▸ **Dataset rows**:
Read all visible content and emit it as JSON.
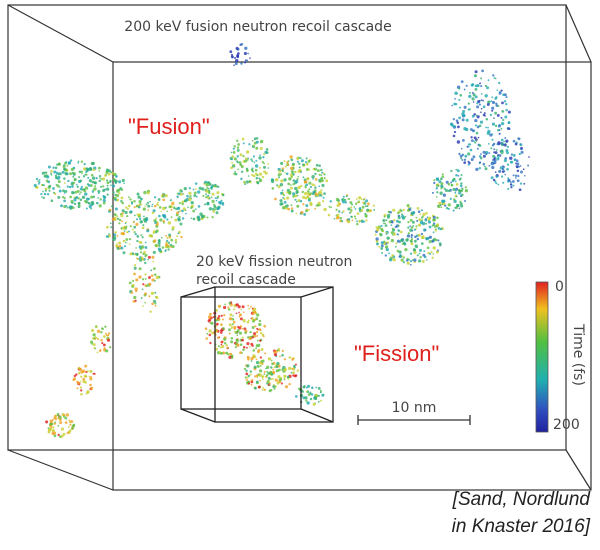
{
  "figure": {
    "title": "200 keV fusion neutron recoil cascade",
    "inset_label": [
      "20 keV fission neutron",
      "recoil cascade"
    ],
    "labels": {
      "fusion": "\"Fusion\"",
      "fission": "\"Fission\""
    },
    "scale_bar": "10 nm",
    "colorbar": {
      "label": "Time (fs)",
      "ticks": [
        0,
        200
      ]
    }
  },
  "citation": [
    "[Sand, Nordlund",
    "in Knaster 2016]"
  ]
}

▸ **What you need to do**:
Your task is to collect every line above that contains the word "cascade".

▸ **Response**:
    "title": "200 keV fusion neutron recoil cascade",
      "recoil cascade"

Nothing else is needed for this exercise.